Given exercise - Copy out each line of the listing that has the word "this" in it.

Data records -

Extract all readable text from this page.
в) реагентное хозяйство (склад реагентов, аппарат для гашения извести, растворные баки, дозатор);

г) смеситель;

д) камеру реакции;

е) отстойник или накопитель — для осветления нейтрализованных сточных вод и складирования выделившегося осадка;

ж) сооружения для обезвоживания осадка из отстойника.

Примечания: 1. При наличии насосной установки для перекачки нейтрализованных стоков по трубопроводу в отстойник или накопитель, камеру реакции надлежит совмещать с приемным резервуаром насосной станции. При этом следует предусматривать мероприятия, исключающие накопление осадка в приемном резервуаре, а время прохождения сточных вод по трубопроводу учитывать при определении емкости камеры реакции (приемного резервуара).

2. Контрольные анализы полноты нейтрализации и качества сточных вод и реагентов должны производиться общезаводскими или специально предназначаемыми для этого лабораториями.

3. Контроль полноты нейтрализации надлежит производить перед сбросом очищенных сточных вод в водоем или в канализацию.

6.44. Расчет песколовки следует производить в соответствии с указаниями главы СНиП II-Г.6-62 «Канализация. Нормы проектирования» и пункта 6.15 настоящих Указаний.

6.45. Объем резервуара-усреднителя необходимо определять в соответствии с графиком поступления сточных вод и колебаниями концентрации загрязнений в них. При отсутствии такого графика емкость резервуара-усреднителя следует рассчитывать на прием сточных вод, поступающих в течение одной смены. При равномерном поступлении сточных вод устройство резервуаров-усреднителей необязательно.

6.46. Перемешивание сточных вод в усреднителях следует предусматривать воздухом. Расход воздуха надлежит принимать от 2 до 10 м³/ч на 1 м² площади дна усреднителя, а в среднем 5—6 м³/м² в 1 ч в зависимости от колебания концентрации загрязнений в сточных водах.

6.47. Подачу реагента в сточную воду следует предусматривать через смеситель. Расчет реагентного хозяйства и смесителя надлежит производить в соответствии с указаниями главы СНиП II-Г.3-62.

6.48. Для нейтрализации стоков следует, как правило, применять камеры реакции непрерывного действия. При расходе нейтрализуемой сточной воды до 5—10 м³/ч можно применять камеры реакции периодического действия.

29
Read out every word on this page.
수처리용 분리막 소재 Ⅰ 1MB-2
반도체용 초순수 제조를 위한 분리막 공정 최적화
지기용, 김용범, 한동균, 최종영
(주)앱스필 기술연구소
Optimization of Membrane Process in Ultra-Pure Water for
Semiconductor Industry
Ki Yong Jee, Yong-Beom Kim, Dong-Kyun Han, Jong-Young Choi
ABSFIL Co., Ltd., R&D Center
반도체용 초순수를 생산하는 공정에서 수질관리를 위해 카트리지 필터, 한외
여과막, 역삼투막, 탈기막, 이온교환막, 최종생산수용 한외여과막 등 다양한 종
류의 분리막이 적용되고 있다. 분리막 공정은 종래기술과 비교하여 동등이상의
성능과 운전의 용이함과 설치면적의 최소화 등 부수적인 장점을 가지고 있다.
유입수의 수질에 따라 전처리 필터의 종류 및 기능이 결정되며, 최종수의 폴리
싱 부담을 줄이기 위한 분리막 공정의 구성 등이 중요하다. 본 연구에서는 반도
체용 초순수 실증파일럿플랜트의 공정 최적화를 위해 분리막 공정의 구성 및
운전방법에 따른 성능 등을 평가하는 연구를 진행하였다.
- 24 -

Task response -
Extract all readable text from this page.
Read out every word on this page.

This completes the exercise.